▶ _Task details_: Pull out each line of the records holding the string "навантаженням".

═══ Supplied records ═══

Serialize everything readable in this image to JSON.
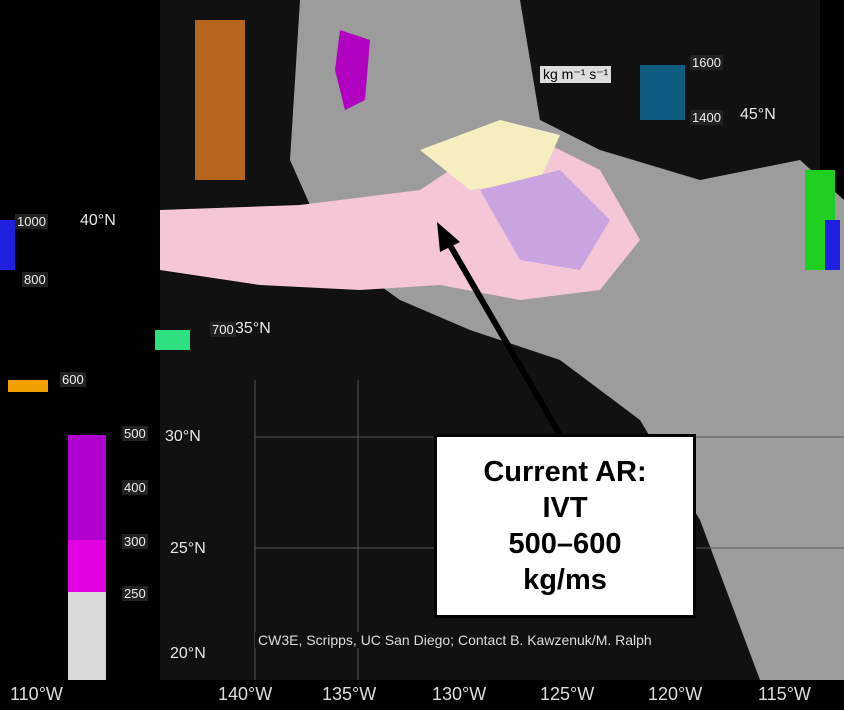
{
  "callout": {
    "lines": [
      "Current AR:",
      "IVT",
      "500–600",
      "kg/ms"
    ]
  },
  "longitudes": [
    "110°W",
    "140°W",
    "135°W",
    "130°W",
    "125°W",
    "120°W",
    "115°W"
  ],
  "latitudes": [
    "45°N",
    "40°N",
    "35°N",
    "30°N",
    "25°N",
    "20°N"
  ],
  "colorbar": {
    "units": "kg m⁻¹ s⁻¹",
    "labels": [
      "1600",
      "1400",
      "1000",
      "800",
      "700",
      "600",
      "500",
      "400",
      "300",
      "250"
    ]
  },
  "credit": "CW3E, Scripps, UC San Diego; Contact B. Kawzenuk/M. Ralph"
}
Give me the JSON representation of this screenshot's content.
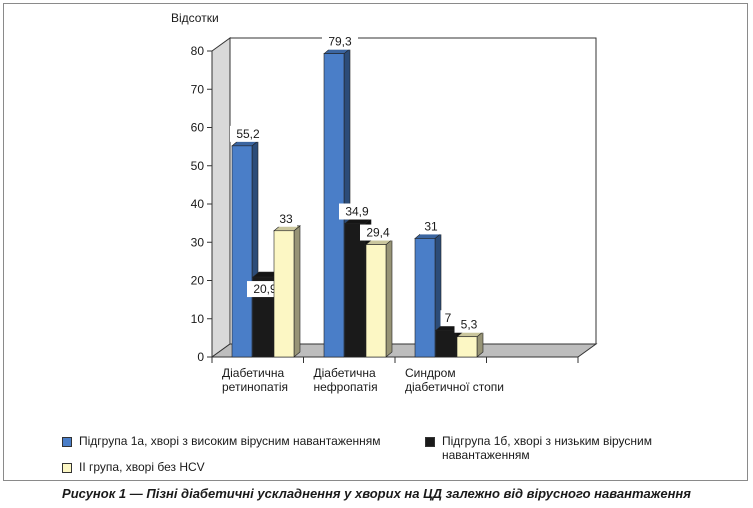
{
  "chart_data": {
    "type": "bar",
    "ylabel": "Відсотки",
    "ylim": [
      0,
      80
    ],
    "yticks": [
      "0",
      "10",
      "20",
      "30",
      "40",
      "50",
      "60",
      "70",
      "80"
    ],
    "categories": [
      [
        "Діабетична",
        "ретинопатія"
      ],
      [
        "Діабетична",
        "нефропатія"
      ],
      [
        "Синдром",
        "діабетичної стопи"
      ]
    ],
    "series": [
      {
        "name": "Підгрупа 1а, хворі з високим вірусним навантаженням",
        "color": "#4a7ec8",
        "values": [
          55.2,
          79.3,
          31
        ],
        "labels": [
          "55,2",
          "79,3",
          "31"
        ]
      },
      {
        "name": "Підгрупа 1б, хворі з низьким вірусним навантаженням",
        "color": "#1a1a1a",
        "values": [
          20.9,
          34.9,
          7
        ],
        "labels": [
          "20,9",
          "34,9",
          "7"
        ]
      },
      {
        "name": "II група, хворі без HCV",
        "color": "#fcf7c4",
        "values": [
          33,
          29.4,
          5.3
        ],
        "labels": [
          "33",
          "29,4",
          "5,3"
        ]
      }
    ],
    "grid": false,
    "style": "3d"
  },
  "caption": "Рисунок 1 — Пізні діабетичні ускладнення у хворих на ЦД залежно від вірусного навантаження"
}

═══
═══ Supplied records ═══

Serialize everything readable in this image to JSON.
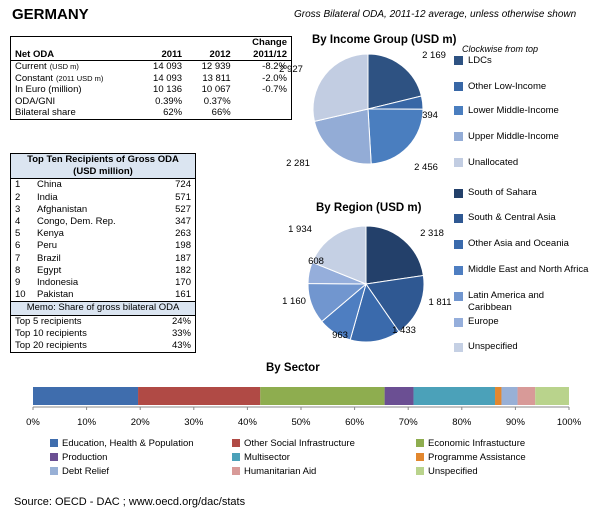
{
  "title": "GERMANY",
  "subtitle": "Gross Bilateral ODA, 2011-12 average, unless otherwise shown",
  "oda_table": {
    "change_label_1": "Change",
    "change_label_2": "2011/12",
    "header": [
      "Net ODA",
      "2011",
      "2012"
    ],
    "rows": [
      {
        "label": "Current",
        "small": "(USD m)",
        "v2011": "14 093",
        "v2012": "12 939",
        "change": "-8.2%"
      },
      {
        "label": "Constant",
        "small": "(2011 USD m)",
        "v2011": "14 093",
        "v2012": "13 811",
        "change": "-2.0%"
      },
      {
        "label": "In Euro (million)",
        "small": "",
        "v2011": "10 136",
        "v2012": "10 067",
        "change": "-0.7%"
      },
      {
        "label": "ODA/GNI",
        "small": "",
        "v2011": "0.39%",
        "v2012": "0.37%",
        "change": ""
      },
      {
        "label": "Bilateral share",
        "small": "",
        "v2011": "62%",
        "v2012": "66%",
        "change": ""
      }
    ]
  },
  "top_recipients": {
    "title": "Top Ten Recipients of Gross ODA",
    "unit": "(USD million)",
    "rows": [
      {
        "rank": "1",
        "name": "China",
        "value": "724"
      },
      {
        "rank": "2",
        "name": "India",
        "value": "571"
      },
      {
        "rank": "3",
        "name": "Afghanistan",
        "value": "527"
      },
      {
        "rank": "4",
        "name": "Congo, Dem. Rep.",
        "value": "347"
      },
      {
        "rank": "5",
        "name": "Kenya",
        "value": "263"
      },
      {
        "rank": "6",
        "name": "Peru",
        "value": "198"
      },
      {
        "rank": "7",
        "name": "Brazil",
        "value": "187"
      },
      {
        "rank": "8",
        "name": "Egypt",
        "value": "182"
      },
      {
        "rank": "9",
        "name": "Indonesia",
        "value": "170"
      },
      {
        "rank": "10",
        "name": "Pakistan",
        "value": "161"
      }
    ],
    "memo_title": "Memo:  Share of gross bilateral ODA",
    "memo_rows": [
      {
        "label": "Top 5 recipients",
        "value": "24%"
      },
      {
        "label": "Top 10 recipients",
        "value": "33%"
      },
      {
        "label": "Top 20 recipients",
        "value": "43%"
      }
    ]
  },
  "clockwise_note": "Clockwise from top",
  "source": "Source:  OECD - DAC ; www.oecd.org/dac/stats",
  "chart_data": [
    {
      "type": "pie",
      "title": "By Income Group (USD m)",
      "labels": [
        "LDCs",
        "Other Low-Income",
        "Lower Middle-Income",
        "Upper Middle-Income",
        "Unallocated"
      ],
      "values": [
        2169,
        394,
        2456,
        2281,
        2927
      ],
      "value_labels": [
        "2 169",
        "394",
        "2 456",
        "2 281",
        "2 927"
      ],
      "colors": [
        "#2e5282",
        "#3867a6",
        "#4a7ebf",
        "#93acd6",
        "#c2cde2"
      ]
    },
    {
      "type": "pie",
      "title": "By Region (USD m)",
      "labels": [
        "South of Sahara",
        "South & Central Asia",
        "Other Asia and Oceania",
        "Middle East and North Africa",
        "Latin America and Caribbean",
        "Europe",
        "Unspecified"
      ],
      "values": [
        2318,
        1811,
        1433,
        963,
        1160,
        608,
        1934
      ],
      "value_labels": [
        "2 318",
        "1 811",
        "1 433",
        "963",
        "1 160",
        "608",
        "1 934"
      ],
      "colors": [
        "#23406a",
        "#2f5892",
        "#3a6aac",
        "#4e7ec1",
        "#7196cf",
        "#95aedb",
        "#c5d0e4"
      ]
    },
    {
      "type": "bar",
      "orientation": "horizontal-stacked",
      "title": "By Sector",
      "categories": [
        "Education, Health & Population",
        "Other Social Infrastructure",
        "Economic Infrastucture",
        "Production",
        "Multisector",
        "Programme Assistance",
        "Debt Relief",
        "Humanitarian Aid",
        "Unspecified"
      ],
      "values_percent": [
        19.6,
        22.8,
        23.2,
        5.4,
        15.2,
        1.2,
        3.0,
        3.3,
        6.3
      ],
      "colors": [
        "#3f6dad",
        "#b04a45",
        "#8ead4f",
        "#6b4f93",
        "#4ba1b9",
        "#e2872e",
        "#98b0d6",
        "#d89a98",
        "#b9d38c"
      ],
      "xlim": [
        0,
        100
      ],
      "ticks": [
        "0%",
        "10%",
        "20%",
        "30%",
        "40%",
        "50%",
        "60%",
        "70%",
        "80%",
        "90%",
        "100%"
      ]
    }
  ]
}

═══

▶ _Response to the exercise_:
        "name": "Підгрупа 1а, хворі з високим вірусним навантаженням",
        "name": "Підгрупа 1б, хворі з низьким вірусним навантаженням",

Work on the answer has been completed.